* _STATED TASK_: Locate the line that contains "Give me the". Copy it and every following line through the end of the records, exactly, and include nothing else.

— Start of INPUT FOR THIS TASK —

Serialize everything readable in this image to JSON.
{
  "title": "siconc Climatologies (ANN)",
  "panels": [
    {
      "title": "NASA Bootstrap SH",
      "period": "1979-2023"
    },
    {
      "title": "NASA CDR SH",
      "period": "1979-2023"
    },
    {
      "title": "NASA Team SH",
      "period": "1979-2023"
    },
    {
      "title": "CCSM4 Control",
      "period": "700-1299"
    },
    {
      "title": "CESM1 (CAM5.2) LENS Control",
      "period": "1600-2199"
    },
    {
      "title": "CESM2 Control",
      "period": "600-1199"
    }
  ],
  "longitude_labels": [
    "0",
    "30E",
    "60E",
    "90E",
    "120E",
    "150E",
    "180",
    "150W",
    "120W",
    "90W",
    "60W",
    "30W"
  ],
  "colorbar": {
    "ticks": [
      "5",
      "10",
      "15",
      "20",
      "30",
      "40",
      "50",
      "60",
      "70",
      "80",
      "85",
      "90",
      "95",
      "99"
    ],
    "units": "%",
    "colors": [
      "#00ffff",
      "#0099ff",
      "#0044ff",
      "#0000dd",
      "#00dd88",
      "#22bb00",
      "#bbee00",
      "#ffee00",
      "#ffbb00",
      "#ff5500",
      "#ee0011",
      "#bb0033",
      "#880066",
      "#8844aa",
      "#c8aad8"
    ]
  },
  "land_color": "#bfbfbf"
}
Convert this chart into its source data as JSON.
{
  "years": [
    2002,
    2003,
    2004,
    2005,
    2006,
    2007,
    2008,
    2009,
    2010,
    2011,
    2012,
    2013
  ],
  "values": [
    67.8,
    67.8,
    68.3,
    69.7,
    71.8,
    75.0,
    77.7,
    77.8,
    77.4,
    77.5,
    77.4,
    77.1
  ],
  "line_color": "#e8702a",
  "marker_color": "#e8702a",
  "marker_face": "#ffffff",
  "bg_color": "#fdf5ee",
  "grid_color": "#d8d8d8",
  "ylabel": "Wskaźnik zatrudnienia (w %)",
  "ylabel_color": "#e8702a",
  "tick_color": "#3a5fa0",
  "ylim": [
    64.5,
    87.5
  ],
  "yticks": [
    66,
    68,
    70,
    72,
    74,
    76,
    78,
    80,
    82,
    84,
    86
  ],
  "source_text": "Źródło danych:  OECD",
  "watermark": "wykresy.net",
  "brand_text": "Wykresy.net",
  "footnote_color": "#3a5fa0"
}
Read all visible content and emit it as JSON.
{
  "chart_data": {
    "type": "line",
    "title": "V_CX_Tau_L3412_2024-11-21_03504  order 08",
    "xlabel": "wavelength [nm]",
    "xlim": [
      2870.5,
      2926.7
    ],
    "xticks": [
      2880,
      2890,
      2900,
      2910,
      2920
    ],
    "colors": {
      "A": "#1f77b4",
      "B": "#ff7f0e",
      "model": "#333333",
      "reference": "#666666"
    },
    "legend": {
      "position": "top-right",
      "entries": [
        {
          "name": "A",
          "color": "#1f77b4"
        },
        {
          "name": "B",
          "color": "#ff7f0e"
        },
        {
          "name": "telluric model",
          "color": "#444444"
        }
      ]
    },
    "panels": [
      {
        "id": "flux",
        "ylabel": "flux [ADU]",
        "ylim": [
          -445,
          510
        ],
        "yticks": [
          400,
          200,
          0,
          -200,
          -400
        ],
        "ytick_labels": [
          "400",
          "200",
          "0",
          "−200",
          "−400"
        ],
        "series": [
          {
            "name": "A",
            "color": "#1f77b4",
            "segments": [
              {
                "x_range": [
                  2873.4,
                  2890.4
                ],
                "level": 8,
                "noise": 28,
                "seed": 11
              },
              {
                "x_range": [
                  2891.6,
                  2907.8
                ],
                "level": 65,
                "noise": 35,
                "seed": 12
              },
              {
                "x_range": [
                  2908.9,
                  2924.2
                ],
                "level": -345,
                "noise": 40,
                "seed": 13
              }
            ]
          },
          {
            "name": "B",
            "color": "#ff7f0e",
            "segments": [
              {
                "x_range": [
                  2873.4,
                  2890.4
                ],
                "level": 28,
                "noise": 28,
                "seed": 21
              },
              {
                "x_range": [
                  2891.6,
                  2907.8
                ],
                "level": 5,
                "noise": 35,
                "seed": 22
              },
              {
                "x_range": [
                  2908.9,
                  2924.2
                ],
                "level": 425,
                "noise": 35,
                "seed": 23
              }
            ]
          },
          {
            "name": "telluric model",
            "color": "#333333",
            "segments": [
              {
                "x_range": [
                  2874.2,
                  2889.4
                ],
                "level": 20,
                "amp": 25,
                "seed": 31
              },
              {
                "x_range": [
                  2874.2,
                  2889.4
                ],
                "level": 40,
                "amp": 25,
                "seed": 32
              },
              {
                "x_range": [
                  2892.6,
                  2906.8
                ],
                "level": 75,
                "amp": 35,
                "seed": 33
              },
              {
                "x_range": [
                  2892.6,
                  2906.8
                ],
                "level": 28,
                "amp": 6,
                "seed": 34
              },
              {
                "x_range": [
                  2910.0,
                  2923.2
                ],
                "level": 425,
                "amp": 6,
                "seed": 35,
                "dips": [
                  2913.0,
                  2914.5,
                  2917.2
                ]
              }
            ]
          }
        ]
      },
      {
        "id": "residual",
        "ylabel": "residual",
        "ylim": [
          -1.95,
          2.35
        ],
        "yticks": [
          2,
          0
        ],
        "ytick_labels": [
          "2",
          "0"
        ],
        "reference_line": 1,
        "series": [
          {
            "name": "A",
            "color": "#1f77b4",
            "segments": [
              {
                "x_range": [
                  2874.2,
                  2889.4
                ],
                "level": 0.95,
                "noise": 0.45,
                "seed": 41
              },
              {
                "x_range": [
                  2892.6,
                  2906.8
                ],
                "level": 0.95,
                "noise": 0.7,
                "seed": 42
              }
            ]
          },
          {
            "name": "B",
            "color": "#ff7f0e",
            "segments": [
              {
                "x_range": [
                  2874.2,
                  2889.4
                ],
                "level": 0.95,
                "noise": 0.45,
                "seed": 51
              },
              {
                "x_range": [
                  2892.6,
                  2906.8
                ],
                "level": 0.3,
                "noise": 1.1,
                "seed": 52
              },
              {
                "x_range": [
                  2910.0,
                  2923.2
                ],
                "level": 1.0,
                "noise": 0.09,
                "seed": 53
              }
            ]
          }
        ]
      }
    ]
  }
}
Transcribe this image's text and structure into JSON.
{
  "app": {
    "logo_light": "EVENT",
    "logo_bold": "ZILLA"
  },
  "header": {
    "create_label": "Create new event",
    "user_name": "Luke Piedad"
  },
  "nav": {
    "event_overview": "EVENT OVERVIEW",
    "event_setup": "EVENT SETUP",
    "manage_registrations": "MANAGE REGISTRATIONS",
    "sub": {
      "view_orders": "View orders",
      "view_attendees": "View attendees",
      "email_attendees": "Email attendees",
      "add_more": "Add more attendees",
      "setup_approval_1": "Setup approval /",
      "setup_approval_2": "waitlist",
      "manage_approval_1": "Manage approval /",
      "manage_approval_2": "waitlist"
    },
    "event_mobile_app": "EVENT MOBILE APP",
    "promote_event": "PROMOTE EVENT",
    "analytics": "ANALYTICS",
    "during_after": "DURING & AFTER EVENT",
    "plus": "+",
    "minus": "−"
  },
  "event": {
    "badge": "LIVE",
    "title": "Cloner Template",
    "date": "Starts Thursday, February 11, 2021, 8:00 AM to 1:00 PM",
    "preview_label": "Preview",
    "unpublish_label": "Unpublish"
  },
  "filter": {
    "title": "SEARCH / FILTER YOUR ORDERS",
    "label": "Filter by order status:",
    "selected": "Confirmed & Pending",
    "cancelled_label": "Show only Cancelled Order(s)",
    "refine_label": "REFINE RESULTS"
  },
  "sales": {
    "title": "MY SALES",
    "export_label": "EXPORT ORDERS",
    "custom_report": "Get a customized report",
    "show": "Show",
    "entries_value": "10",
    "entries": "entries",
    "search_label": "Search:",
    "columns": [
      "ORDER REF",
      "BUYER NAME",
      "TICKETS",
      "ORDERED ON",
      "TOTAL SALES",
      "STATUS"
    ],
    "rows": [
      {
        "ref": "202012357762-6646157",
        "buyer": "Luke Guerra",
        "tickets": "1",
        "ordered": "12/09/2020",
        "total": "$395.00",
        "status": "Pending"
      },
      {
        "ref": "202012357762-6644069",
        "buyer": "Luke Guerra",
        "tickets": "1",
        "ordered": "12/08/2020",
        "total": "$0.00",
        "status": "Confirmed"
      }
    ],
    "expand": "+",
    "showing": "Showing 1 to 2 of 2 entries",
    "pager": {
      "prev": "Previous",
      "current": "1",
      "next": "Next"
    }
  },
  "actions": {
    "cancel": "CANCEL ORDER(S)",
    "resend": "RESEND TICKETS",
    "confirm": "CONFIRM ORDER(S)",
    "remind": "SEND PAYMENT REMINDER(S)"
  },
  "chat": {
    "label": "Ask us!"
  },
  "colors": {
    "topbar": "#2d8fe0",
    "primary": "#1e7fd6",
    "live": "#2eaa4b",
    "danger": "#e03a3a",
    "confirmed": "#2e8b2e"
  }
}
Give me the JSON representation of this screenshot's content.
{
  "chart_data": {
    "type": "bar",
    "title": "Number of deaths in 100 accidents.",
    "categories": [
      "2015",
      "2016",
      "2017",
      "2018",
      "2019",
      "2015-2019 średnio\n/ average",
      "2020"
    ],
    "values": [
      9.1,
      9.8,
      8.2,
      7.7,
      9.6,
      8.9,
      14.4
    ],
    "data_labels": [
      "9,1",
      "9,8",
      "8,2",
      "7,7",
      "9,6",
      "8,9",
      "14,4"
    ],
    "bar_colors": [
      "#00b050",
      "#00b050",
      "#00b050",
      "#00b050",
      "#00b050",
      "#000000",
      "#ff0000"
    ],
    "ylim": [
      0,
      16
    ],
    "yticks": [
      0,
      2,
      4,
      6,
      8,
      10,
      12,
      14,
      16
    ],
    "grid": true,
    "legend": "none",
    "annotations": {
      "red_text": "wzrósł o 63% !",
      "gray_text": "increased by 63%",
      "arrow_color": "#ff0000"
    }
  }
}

— End of INPUT FOR THIS TASK —

* _COMPLETE RESPONSE_:
Give me the JSON representation of this screenshot's content.
{
  "chart_data": {
    "type": "bar",
    "title": "Number of deaths in 100 accidents.",
    "categories": [
      "2015",
      "2016",
      "2017",
      "2018",
      "2019",
      "2015-2019 średnio\n/ average",
      "2020"
    ],
    "values": [
      9.1,
      9.8,
      8.2,
      7.7,
      9.6,
      8.9,
      14.4
    ],
    "data_labels": [
      "9,1",
      "9,8",
      "8,2",
      "7,7",
      "9,6",
      "8,9",
      "14,4"
    ],
    "bar_colors": [
      "#00b050",
      "#00b050",
      "#00b050",
      "#00b050",
      "#00b050",
      "#000000",
      "#ff0000"
    ],
    "ylim": [
      0,
      16
    ],
    "yticks": [
      0,
      2,
      4,
      6,
      8,
      10,
      12,
      14,
      16
    ],
    "grid": true,
    "legend": "none",
    "annotations": {
      "red_text": "wzrósł o 63% !",
      "gray_text": "increased by 63%",
      "arrow_color": "#ff0000"
    }
  }
}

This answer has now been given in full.